- **Given instruction**
Copy every line of the data in which the word "Zhao" occurs.

+ + + + + + +

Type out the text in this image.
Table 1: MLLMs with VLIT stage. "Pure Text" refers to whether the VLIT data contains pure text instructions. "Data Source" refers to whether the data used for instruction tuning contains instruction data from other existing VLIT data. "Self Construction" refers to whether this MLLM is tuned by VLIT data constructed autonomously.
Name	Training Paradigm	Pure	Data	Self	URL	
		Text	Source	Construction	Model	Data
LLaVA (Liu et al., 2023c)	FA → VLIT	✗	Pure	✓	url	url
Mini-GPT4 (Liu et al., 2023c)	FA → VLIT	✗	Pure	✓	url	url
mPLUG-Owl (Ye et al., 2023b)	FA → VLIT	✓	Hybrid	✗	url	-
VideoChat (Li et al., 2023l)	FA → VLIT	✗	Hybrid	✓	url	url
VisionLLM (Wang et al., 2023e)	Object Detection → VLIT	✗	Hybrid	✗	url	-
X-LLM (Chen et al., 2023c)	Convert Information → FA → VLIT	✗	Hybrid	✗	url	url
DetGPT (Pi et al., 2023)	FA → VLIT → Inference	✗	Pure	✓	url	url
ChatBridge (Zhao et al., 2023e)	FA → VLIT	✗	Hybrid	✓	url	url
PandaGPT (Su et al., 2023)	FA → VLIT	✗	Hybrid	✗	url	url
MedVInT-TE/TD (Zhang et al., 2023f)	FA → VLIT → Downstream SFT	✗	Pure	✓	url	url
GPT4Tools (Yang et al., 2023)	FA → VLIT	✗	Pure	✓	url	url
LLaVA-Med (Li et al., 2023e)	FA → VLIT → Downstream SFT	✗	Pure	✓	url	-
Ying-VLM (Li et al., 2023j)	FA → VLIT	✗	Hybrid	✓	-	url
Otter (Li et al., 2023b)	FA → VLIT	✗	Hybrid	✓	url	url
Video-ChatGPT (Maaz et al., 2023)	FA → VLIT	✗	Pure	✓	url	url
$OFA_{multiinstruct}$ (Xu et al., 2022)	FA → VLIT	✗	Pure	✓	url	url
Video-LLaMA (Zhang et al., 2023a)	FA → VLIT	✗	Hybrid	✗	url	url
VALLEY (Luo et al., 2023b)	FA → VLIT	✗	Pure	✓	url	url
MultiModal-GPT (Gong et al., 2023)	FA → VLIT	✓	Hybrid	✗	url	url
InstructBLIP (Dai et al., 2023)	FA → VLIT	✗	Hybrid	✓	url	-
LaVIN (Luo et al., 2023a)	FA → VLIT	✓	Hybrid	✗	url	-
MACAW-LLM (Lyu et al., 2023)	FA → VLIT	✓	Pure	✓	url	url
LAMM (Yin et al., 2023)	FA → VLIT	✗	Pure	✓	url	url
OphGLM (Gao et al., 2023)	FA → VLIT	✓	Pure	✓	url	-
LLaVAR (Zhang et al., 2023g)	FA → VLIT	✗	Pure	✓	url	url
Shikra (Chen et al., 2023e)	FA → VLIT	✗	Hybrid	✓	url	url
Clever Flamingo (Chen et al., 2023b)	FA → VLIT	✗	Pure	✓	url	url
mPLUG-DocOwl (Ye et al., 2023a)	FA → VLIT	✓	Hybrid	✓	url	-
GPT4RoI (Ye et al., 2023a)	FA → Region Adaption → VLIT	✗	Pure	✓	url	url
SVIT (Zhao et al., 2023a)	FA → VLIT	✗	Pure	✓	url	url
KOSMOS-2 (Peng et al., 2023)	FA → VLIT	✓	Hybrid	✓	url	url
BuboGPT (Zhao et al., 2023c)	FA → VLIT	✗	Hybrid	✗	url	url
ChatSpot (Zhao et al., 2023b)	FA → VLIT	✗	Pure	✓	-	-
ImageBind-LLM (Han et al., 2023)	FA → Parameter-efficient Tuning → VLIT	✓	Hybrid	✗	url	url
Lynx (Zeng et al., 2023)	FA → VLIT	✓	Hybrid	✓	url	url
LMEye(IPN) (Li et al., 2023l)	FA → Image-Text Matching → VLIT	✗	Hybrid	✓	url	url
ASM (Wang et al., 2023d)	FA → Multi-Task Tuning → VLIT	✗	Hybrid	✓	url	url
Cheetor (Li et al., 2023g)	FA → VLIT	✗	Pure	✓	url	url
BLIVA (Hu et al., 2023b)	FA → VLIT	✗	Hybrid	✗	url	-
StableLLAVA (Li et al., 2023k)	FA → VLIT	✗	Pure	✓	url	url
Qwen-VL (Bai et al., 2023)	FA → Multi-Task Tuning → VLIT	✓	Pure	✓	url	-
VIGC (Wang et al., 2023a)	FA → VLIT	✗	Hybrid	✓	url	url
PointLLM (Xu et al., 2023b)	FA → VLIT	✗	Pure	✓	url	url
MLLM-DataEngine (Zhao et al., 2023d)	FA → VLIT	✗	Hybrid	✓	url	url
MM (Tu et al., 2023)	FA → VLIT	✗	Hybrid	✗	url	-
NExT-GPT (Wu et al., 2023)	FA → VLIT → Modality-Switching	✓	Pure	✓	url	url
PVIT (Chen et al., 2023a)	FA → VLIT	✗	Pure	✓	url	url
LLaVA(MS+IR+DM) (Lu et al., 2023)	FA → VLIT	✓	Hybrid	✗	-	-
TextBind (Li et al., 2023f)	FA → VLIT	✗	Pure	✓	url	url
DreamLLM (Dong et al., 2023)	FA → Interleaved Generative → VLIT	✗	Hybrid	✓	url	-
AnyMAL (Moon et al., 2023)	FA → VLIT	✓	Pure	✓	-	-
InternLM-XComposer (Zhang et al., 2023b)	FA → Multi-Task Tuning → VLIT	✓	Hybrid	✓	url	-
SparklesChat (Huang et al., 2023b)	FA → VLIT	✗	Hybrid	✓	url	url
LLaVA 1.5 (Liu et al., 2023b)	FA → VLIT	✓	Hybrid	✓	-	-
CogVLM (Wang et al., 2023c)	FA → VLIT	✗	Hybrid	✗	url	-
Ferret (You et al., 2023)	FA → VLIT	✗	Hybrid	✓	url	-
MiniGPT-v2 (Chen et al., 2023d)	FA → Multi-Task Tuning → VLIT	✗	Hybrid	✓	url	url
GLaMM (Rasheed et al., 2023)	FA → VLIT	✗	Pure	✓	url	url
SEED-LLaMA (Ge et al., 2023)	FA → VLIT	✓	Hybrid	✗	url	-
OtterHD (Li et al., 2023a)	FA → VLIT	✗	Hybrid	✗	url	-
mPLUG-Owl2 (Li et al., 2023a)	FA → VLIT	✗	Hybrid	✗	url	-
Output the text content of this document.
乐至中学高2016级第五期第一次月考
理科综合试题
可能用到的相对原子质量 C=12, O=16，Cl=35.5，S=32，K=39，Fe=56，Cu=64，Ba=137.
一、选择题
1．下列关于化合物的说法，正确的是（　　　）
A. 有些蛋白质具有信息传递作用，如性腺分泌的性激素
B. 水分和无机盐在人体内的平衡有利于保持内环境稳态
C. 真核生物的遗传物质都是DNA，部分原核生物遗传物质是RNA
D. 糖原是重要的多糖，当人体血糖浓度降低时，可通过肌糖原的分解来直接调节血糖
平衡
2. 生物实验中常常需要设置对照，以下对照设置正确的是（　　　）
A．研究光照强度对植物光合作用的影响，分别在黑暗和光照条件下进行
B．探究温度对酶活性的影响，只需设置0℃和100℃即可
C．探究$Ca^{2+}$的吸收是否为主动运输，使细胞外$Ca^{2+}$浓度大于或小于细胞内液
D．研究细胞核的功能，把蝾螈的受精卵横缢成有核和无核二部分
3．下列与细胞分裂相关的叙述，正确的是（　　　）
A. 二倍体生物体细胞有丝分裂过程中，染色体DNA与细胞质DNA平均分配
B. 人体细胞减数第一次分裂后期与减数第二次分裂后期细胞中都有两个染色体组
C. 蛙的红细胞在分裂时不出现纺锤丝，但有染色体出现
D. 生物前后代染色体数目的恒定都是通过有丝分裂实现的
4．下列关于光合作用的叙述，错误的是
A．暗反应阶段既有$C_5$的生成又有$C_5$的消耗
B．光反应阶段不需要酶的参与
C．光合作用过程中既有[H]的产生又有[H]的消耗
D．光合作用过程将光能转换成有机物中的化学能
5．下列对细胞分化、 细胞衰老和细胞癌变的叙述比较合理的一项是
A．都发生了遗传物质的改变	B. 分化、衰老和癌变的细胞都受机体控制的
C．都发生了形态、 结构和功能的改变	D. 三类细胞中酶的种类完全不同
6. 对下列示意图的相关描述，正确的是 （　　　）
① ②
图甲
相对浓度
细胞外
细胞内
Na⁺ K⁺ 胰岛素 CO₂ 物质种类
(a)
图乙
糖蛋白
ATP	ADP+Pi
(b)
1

+ + + + + + +

- **Exercise result**
ChatBridge (Zhao et al., 2023e)	FA → VLIT	✗	Hybrid	✓	url	url
SVIT (Zhao et al., 2023a)	FA → VLIT	✗	Pure	✓	url	url
BuboGPT (Zhao et al., 2023c)	FA → VLIT	✗	Hybrid	✗	url	url
ChatSpot (Zhao et al., 2023b)	FA → VLIT	✗	Pure	✓	-	-
MLLM-DataEngine (Zhao et al., 2023d)	FA → VLIT	✗	Hybrid	✓	url	url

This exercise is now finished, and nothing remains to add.